> [Your task]
Omit all pictures, then retype the data exactly as given.

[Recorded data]

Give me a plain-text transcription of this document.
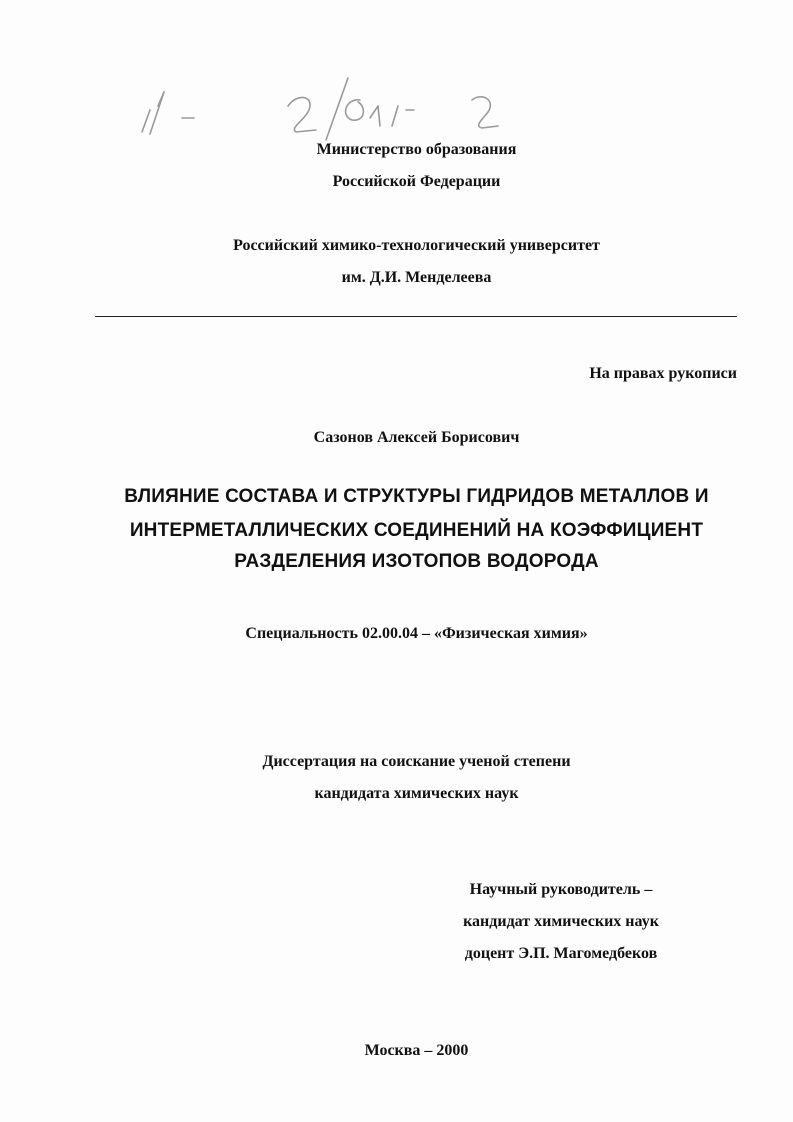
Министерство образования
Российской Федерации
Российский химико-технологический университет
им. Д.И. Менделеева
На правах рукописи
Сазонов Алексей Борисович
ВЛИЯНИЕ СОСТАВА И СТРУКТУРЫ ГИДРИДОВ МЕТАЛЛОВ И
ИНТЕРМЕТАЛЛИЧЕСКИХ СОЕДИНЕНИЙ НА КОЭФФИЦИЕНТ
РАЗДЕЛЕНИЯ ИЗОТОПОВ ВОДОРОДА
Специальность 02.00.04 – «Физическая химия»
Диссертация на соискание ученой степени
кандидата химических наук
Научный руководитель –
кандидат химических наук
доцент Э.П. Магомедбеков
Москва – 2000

> [Expected answer]
Give me a plain-text transcription of this document.
Министерство образования
Российской Федерации
Российский химико-технологический университет
им. Д.И. Менделеева
На правах рукописи
Сазонов Алексей Борисович
ВЛИЯНИЕ СОСТАВА И СТРУКТУРЫ ГИДРИДОВ МЕТАЛЛОВ И
ИНТЕРМЕТАЛЛИЧЕСКИХ СОЕДИНЕНИЙ НА КОЭФФИЦИЕНТ
РАЗДЕЛЕНИЯ ИЗОТОПОВ ВОДОРОДА
Специальность 02.00.04 – «Физическая химия»
Диссертация на соискание ученой степени
кандидата химических наук
Научный руководитель –
кандидат химических наук
доцент Э.П. Магомедбеков
Москва – 2000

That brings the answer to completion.